• Stored records:

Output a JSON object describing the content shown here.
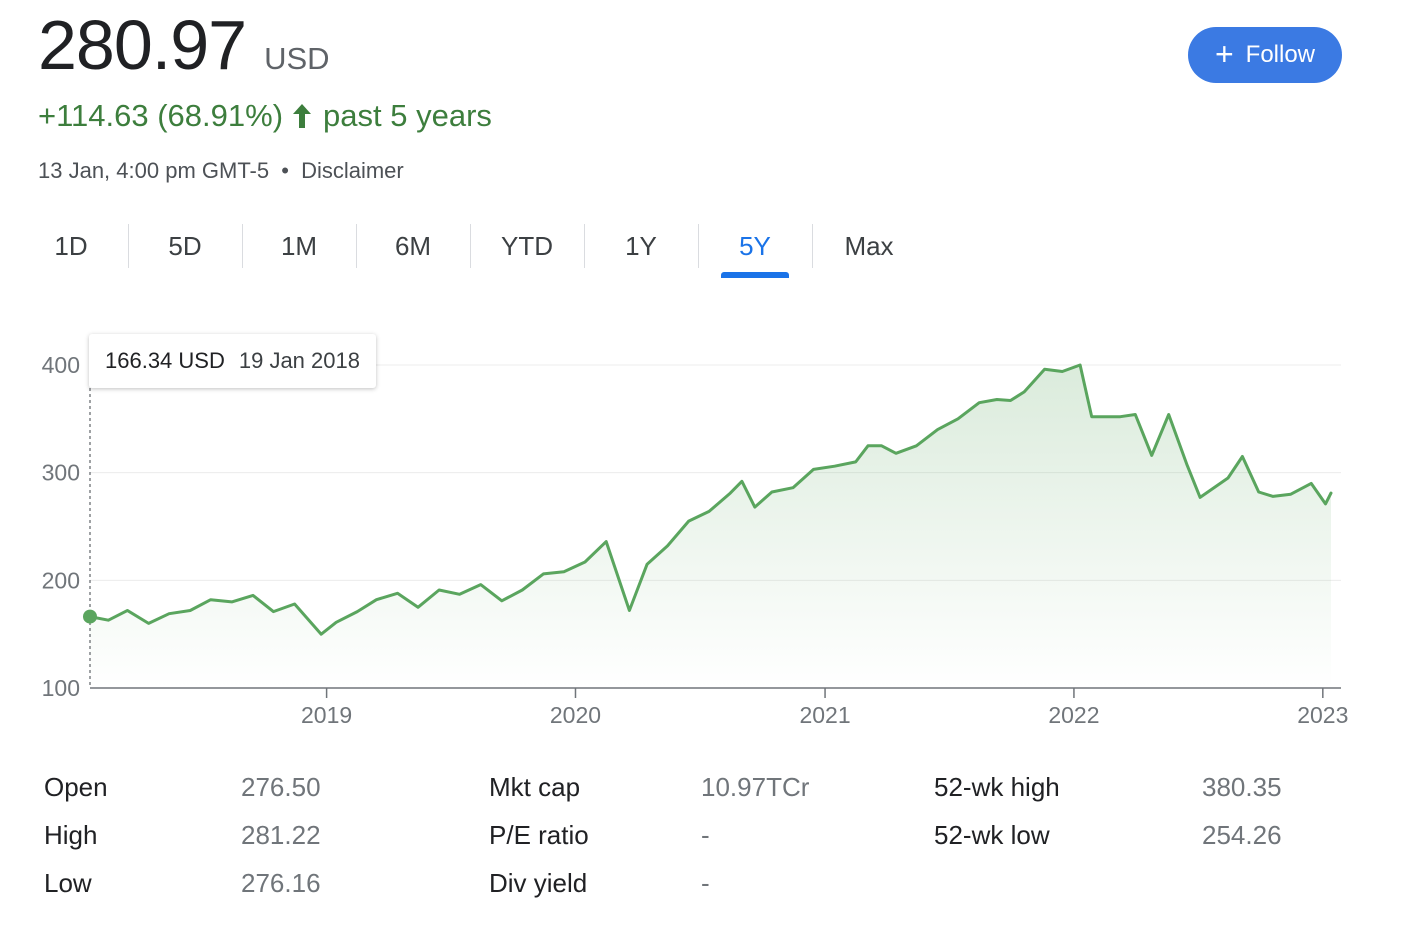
{
  "quote": {
    "price": "280.97",
    "currency": "USD",
    "change": "+114.63 (68.91%)",
    "period": "past 5 years",
    "timestamp": "13 Jan, 4:00 pm GMT-5",
    "separator": "•",
    "disclaimer": "Disclaimer",
    "up_icon": "arrow-up-icon"
  },
  "follow_button": {
    "label": "Follow",
    "icon": "plus-icon"
  },
  "tabs": [
    {
      "label": "1D"
    },
    {
      "label": "5D"
    },
    {
      "label": "1M"
    },
    {
      "label": "6M"
    },
    {
      "label": "YTD"
    },
    {
      "label": "1Y"
    },
    {
      "label": "5Y",
      "active": true
    },
    {
      "label": "Max"
    }
  ],
  "tooltip": {
    "value": "166.34 USD",
    "date": "19 Jan 2018"
  },
  "colors": {
    "line": "#5aa55e",
    "positive": "#3d7e3d",
    "accent": "#1a73e8",
    "button": "#3b7ae3"
  },
  "chart_data": {
    "type": "area",
    "x_unit": "date",
    "xlim": [
      "2018-01-19",
      "2023-01-13"
    ],
    "ylim": [
      100,
      400
    ],
    "yticks": [
      100,
      200,
      300,
      400
    ],
    "ytick_labels": [
      "100",
      "200",
      "300",
      "400"
    ],
    "xticks": [
      "2019-01-01",
      "2020-01-01",
      "2021-01-01",
      "2022-01-01",
      "2023-01-01"
    ],
    "xtick_labels": [
      "2019",
      "2020",
      "2021",
      "2022",
      "2023"
    ],
    "grid": true,
    "highlight_point": {
      "x": "2018-01-19",
      "y": 166.34
    },
    "series": [
      {
        "x": [
          "2018-01-19",
          "2018-02-15",
          "2018-03-15",
          "2018-04-15",
          "2018-05-15",
          "2018-06-15",
          "2018-07-15",
          "2018-08-15",
          "2018-09-15",
          "2018-10-15",
          "2018-11-15",
          "2018-12-24",
          "2019-01-15",
          "2019-02-15",
          "2019-03-15",
          "2019-04-15",
          "2019-05-15",
          "2019-06-15",
          "2019-07-15",
          "2019-08-15",
          "2019-09-15",
          "2019-10-15",
          "2019-11-15",
          "2019-12-15",
          "2020-01-15",
          "2020-02-15",
          "2020-03-20",
          "2020-04-15",
          "2020-05-15",
          "2020-06-15",
          "2020-07-15",
          "2020-08-15",
          "2020-09-01",
          "2020-09-20",
          "2020-10-15",
          "2020-11-15",
          "2020-12-15",
          "2021-01-15",
          "2021-02-15",
          "2021-03-05",
          "2021-03-25",
          "2021-04-15",
          "2021-05-15",
          "2021-06-15",
          "2021-07-15",
          "2021-08-15",
          "2021-09-10",
          "2021-09-30",
          "2021-10-20",
          "2021-11-19",
          "2021-12-15",
          "2022-01-10",
          "2022-01-27",
          "2022-02-20",
          "2022-03-10",
          "2022-04-01",
          "2022-04-25",
          "2022-05-20",
          "2022-06-16",
          "2022-07-05",
          "2022-08-15",
          "2022-09-05",
          "2022-09-29",
          "2022-10-20",
          "2022-11-15",
          "2022-12-15",
          "2023-01-05",
          "2023-01-13"
        ],
        "y": [
          166.34,
          163,
          172,
          160,
          169,
          172,
          182,
          180,
          186,
          171,
          178,
          150,
          161,
          171,
          182,
          188,
          175,
          191,
          187,
          196,
          181,
          191,
          206,
          208,
          217,
          236,
          172,
          215,
          232,
          255,
          264,
          281,
          292,
          268,
          282,
          286,
          303,
          306,
          310,
          325,
          325,
          318,
          325,
          340,
          350,
          365,
          368,
          367,
          375,
          396,
          394,
          400,
          352,
          352,
          352,
          354,
          316,
          354,
          307,
          277,
          295,
          315,
          282,
          278,
          280,
          290,
          271,
          281
        ]
      }
    ]
  },
  "stats": [
    {
      "label": "Open",
      "value": "276.50"
    },
    {
      "label": "High",
      "value": "281.22"
    },
    {
      "label": "Low",
      "value": "276.16"
    },
    {
      "label": "Mkt cap",
      "value": "10.97TCr"
    },
    {
      "label": "P/E ratio",
      "value": "-"
    },
    {
      "label": "Div yield",
      "value": "-"
    },
    {
      "label": "52-wk high",
      "value": "380.35"
    },
    {
      "label": "52-wk low",
      "value": "254.26"
    }
  ]
}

• Written instruction:
Print every record above exactly as written, leaving out the pictures.

• Solution below:
Output a JSON object describing the content shown here.
{
  "quote": {
    "price": "280.97",
    "currency": "USD",
    "change": "+114.63 (68.91%)",
    "period": "past 5 years",
    "timestamp": "13 Jan, 4:00 pm GMT-5",
    "separator": "•",
    "disclaimer": "Disclaimer",
    "up_icon": "arrow-up-icon"
  },
  "follow_button": {
    "label": "Follow",
    "icon": "plus-icon"
  },
  "tabs": [
    {
      "label": "1D"
    },
    {
      "label": "5D"
    },
    {
      "label": "1M"
    },
    {
      "label": "6M"
    },
    {
      "label": "YTD"
    },
    {
      "label": "1Y"
    },
    {
      "label": "5Y",
      "active": true
    },
    {
      "label": "Max"
    }
  ],
  "tooltip": {
    "value": "166.34 USD",
    "date": "19 Jan 2018"
  },
  "colors": {
    "line": "#5aa55e",
    "positive": "#3d7e3d",
    "accent": "#1a73e8",
    "button": "#3b7ae3"
  },
  "chart_data": {
    "type": "area",
    "x_unit": "date",
    "xlim": [
      "2018-01-19",
      "2023-01-13"
    ],
    "ylim": [
      100,
      400
    ],
    "yticks": [
      100,
      200,
      300,
      400
    ],
    "ytick_labels": [
      "100",
      "200",
      "300",
      "400"
    ],
    "xticks": [
      "2019-01-01",
      "2020-01-01",
      "2021-01-01",
      "2022-01-01",
      "2023-01-01"
    ],
    "xtick_labels": [
      "2019",
      "2020",
      "2021",
      "2022",
      "2023"
    ],
    "grid": true,
    "highlight_point": {
      "x": "2018-01-19",
      "y": 166.34
    },
    "series": [
      {
        "x": [
          "2018-01-19",
          "2018-02-15",
          "2018-03-15",
          "2018-04-15",
          "2018-05-15",
          "2018-06-15",
          "2018-07-15",
          "2018-08-15",
          "2018-09-15",
          "2018-10-15",
          "2018-11-15",
          "2018-12-24",
          "2019-01-15",
          "2019-02-15",
          "2019-03-15",
          "2019-04-15",
          "2019-05-15",
          "2019-06-15",
          "2019-07-15",
          "2019-08-15",
          "2019-09-15",
          "2019-10-15",
          "2019-11-15",
          "2019-12-15",
          "2020-01-15",
          "2020-02-15",
          "2020-03-20",
          "2020-04-15",
          "2020-05-15",
          "2020-06-15",
          "2020-07-15",
          "2020-08-15",
          "2020-09-01",
          "2020-09-20",
          "2020-10-15",
          "2020-11-15",
          "2020-12-15",
          "2021-01-15",
          "2021-02-15",
          "2021-03-05",
          "2021-03-25",
          "2021-04-15",
          "2021-05-15",
          "2021-06-15",
          "2021-07-15",
          "2021-08-15",
          "2021-09-10",
          "2021-09-30",
          "2021-10-20",
          "2021-11-19",
          "2021-12-15",
          "2022-01-10",
          "2022-01-27",
          "2022-02-20",
          "2022-03-10",
          "2022-04-01",
          "2022-04-25",
          "2022-05-20",
          "2022-06-16",
          "2022-07-05",
          "2022-08-15",
          "2022-09-05",
          "2022-09-29",
          "2022-10-20",
          "2022-11-15",
          "2022-12-15",
          "2023-01-05",
          "2023-01-13"
        ],
        "y": [
          166.34,
          163,
          172,
          160,
          169,
          172,
          182,
          180,
          186,
          171,
          178,
          150,
          161,
          171,
          182,
          188,
          175,
          191,
          187,
          196,
          181,
          191,
          206,
          208,
          217,
          236,
          172,
          215,
          232,
          255,
          264,
          281,
          292,
          268,
          282,
          286,
          303,
          306,
          310,
          325,
          325,
          318,
          325,
          340,
          350,
          365,
          368,
          367,
          375,
          396,
          394,
          400,
          352,
          352,
          352,
          354,
          316,
          354,
          307,
          277,
          295,
          315,
          282,
          278,
          280,
          290,
          271,
          281
        ]
      }
    ]
  },
  "stats": [
    {
      "label": "Open",
      "value": "276.50"
    },
    {
      "label": "High",
      "value": "281.22"
    },
    {
      "label": "Low",
      "value": "276.16"
    },
    {
      "label": "Mkt cap",
      "value": "10.97TCr"
    },
    {
      "label": "P/E ratio",
      "value": "-"
    },
    {
      "label": "Div yield",
      "value": "-"
    },
    {
      "label": "52-wk high",
      "value": "380.35"
    },
    {
      "label": "52-wk low",
      "value": "254.26"
    }
  ]
}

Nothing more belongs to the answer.